SET PROBLEM » From the records below, pull each line that has "JSON".

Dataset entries

☆ ☆ ☆ ☆

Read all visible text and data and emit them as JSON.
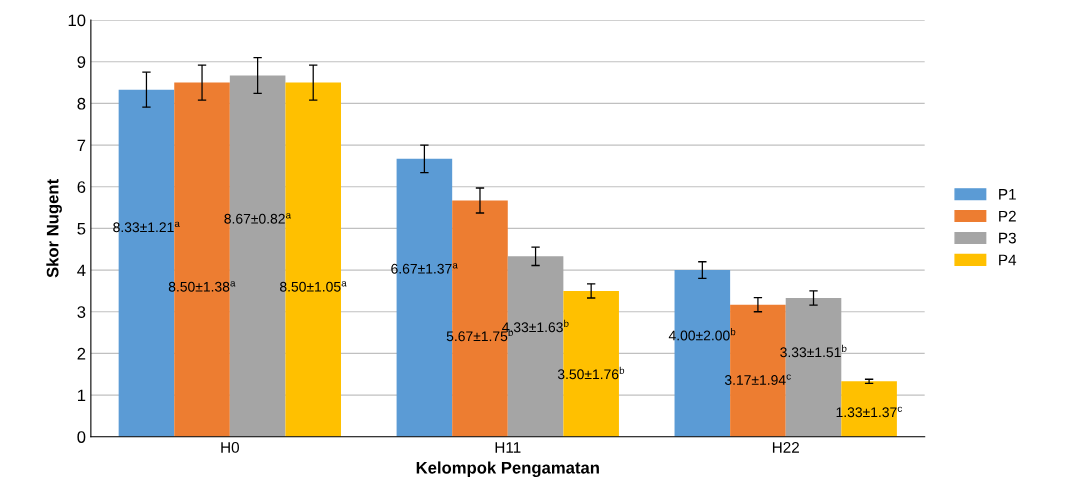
{
  "chart_data": {
    "type": "bar",
    "xlabel": "Kelompok Pengamatan",
    "ylabel": "Skor Nugent",
    "categories": [
      "H0",
      "H11",
      "H22"
    ],
    "series": [
      {
        "name": "P1",
        "color": "#5b9bd5",
        "values": [
          8.33,
          6.67,
          4.0
        ],
        "errors": [
          0.42,
          0.33,
          0.2
        ],
        "value_labels": [
          "8.33±1.21$^{a}$",
          "6.67±1.37$^{a}$",
          "4.00±2.00$^{b}$"
        ]
      },
      {
        "name": "P2",
        "color": "#ed7d31",
        "values": [
          8.5,
          5.67,
          3.17
        ],
        "errors": [
          0.42,
          0.3,
          0.17
        ],
        "value_labels": [
          "8.50±1.38$^{a}$",
          "5.67±1.75$^{b}$",
          "3.17±1.94$^{c}$"
        ]
      },
      {
        "name": "P3",
        "color": "#a5a5a5",
        "values": [
          8.67,
          4.33,
          3.33
        ],
        "errors": [
          0.43,
          0.22,
          0.17
        ],
        "value_labels": [
          "8.67±0.82$^{a}$",
          "4.33±1.63$^{b}$",
          "3.33±1.51$^{b}$"
        ]
      },
      {
        "name": "P4",
        "color": "#ffc000",
        "values": [
          8.5,
          3.5,
          1.33
        ],
        "errors": [
          0.42,
          0.17,
          0.05
        ],
        "value_labels": [
          "8.50±1.05$^{a}$",
          "3.50±1.76$^{b}$",
          "1.33±1.37$^{c}$"
        ]
      }
    ],
    "ylim": [
      0,
      10
    ],
    "yticks": [
      0,
      1,
      2,
      3,
      4,
      5,
      6,
      7,
      8,
      9,
      10
    ],
    "grid": "y",
    "legend": "right"
  }
}
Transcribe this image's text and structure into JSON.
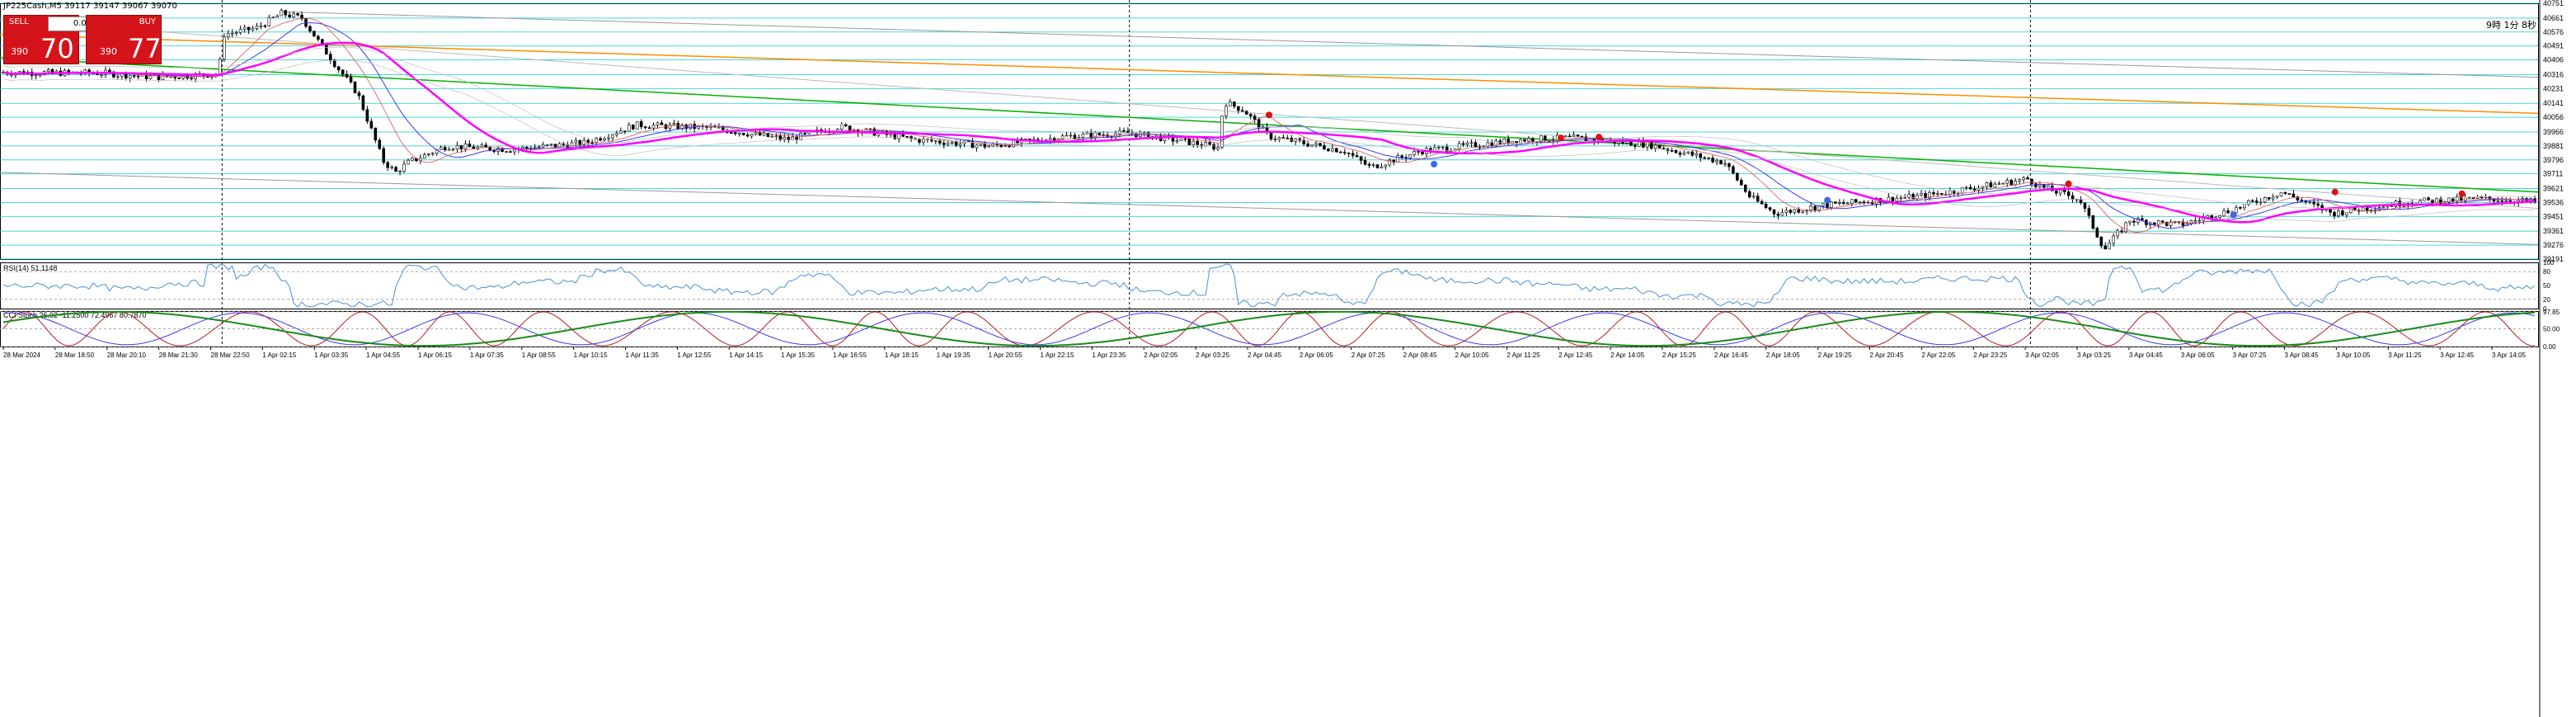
{
  "header": {
    "symbol_line": "JP225Cash,M5  39117 39147 39067 39070"
  },
  "trade_panel": {
    "sell_label": "SELL",
    "buy_label": "BUY",
    "lot": "0.00",
    "sell_small": "390",
    "sell_big": "70",
    "buy_small": "390",
    "buy_big": "77"
  },
  "clock_text": "9時 1分 8秒",
  "colors": {
    "bull": "#000000",
    "bear": "#000000",
    "ma_magenta": "#ff00ff",
    "ma_green": "#00b400",
    "ma_orange": "#ff8c00",
    "ma_blue": "#3a3af0",
    "rsi": "#4a90d9",
    "grid_cyan": "#00c8c8",
    "stoch_red": "#b41e1e"
  },
  "chart_data": [
    {
      "type": "candlestick",
      "panel": "price",
      "title": "JP225Cash,M5",
      "y_ticks": [
        40751,
        40661,
        40576,
        40491,
        40406,
        40316,
        40231,
        40141,
        40056,
        39966,
        39881,
        39796,
        39711,
        39621,
        39536,
        39451,
        39361,
        39276,
        39191
      ],
      "ylim": [
        39191,
        40751
      ],
      "x_tick_labels": [
        "28 Mar 2024",
        "28 Mar 18:50",
        "28 Mar 20:10",
        "28 Mar 21:30",
        "28 Mar 22:50",
        "1 Apr 02:15",
        "1 Apr 03:35",
        "1 Apr 04:55",
        "1 Apr 06:15",
        "1 Apr 07:35",
        "1 Apr 08:55",
        "1 Apr 10:15",
        "1 Apr 11:35",
        "1 Apr 12:55",
        "1 Apr 14:15",
        "1 Apr 15:35",
        "1 Apr 16:55",
        "1 Apr 18:15",
        "1 Apr 19:35",
        "1 Apr 20:55",
        "1 Apr 22:15",
        "1 Apr 23:35",
        "2 Apr 02:05",
        "2 Apr 03:25",
        "2 Apr 04:45",
        "2 Apr 06:05",
        "2 Apr 07:25",
        "2 Apr 08:45",
        "2 Apr 10:05",
        "2 Apr 11:25",
        "2 Apr 12:45",
        "2 Apr 14:05",
        "2 Apr 15:25",
        "2 Apr 16:45",
        "2 Apr 18:05",
        "2 Apr 19:25",
        "2 Apr 20:45",
        "2 Apr 22:05",
        "2 Apr 23:25",
        "3 Apr 02:05",
        "3 Apr 03:25",
        "3 Apr 04:45",
        "3 Apr 06:05",
        "3 Apr 07:25",
        "3 Apr 08:45",
        "3 Apr 10:05",
        "3 Apr 11:25",
        "3 Apr 12:45",
        "3 Apr 14:05"
      ],
      "price_path": [
        [
          0,
          40330
        ],
        [
          0.04,
          40325
        ],
        [
          0.06,
          40300
        ],
        [
          0.085,
          40320
        ],
        [
          0.087,
          40560
        ],
        [
          0.1,
          40600
        ],
        [
          0.11,
          40690
        ],
        [
          0.118,
          40660
        ],
        [
          0.13,
          40400
        ],
        [
          0.14,
          40200
        ],
        [
          0.15,
          39790
        ],
        [
          0.155,
          39720
        ],
        [
          0.16,
          39780
        ],
        [
          0.175,
          39880
        ],
        [
          0.2,
          39860
        ],
        [
          0.23,
          39900
        ],
        [
          0.25,
          40010
        ],
        [
          0.28,
          39990
        ],
        [
          0.31,
          39920
        ],
        [
          0.33,
          40000
        ],
        [
          0.36,
          39920
        ],
        [
          0.39,
          39880
        ],
        [
          0.42,
          39940
        ],
        [
          0.445,
          39960
        ],
        [
          0.47,
          39900
        ],
        [
          0.48,
          39870
        ],
        [
          0.482,
          40150
        ],
        [
          0.49,
          40100
        ],
        [
          0.5,
          39940
        ],
        [
          0.51,
          39910
        ],
        [
          0.53,
          39850
        ],
        [
          0.54,
          39750
        ],
        [
          0.56,
          39850
        ],
        [
          0.6,
          39920
        ],
        [
          0.62,
          39930
        ],
        [
          0.65,
          39890
        ],
        [
          0.68,
          39780
        ],
        [
          0.69,
          39570
        ],
        [
          0.7,
          39470
        ],
        [
          0.72,
          39520
        ],
        [
          0.76,
          39580
        ],
        [
          0.8,
          39680
        ],
        [
          0.805,
          39630
        ],
        [
          0.82,
          39560
        ],
        [
          0.83,
          39250
        ],
        [
          0.84,
          39430
        ],
        [
          0.86,
          39400
        ],
        [
          0.88,
          39490
        ],
        [
          0.9,
          39600
        ],
        [
          0.92,
          39470
        ],
        [
          0.95,
          39540
        ],
        [
          0.98,
          39560
        ],
        [
          1.0,
          39540
        ]
      ]
    },
    {
      "type": "line",
      "panel": "indicator",
      "title": "RSI(14) 51.1148",
      "y_ticks": [
        100,
        80,
        50,
        20,
        0
      ],
      "ylim": [
        0,
        100
      ]
    },
    {
      "type": "line",
      "panel": "indicator",
      "title": "CCI Stoch 26.02 -11.2500 72.4967 80.7870",
      "y_ticks": [
        97.85,
        50.0,
        0.0
      ],
      "ylim": [
        0,
        100
      ]
    }
  ]
}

☆ ☆ ☆ ☆

FULL OUTPUT »
Read all visible text and data and emit them as JSON.
Transcribe this image's text and structure into JSON.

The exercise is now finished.